**Stored items**.
-- START --

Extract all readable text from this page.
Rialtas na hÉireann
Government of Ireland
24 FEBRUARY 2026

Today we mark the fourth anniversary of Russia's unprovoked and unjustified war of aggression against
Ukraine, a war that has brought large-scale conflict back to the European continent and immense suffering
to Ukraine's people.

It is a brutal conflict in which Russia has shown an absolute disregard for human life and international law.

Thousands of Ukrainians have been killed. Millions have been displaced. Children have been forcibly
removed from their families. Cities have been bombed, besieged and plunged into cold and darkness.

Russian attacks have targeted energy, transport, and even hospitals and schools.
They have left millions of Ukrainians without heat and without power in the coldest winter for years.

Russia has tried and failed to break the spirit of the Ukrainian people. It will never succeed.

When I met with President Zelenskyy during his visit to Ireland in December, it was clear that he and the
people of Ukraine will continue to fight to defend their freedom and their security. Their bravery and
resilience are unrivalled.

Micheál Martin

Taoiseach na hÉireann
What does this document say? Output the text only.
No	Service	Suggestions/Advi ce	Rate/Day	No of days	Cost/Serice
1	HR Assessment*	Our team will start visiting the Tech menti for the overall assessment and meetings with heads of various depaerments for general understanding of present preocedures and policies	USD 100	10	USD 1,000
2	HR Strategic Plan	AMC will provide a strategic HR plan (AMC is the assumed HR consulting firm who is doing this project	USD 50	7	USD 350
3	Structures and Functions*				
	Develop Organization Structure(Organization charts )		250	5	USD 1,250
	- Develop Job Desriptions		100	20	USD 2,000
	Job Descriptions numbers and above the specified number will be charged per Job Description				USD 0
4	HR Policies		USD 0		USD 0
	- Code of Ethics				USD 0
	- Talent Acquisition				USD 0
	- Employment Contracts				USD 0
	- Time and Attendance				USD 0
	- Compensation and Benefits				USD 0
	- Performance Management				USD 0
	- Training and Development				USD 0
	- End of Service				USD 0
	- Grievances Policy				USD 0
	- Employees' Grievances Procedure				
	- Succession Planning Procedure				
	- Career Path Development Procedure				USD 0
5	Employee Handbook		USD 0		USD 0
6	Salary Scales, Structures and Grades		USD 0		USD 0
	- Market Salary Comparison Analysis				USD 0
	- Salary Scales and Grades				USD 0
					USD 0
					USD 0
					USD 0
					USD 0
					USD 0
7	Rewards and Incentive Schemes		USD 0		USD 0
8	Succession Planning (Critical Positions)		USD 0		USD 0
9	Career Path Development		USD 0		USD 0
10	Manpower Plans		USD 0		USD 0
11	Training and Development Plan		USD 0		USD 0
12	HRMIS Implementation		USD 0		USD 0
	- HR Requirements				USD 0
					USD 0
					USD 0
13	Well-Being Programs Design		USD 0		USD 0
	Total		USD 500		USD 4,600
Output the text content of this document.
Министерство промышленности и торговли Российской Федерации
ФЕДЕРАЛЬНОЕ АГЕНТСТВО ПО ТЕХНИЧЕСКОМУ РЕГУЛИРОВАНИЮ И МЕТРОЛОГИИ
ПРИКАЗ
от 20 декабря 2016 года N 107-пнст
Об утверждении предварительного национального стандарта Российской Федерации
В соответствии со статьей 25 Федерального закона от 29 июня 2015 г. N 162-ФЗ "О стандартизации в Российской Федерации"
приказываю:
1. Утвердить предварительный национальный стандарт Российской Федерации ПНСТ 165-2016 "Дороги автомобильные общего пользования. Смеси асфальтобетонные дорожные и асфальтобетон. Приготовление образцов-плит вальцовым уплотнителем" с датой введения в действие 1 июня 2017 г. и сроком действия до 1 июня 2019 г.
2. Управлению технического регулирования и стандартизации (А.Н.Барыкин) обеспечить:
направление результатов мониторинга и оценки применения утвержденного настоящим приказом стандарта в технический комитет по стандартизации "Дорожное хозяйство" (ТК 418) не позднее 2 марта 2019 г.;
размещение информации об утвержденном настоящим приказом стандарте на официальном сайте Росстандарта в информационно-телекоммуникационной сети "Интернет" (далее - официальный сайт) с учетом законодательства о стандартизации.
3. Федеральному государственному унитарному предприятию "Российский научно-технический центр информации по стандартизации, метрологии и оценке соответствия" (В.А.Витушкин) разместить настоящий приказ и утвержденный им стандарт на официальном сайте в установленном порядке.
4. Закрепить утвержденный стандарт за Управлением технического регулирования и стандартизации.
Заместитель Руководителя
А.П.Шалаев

-- END --

**Problem statement**. Only the number is wanted: how many lines in the data include the word "from"?

**Output of the exercise**. 2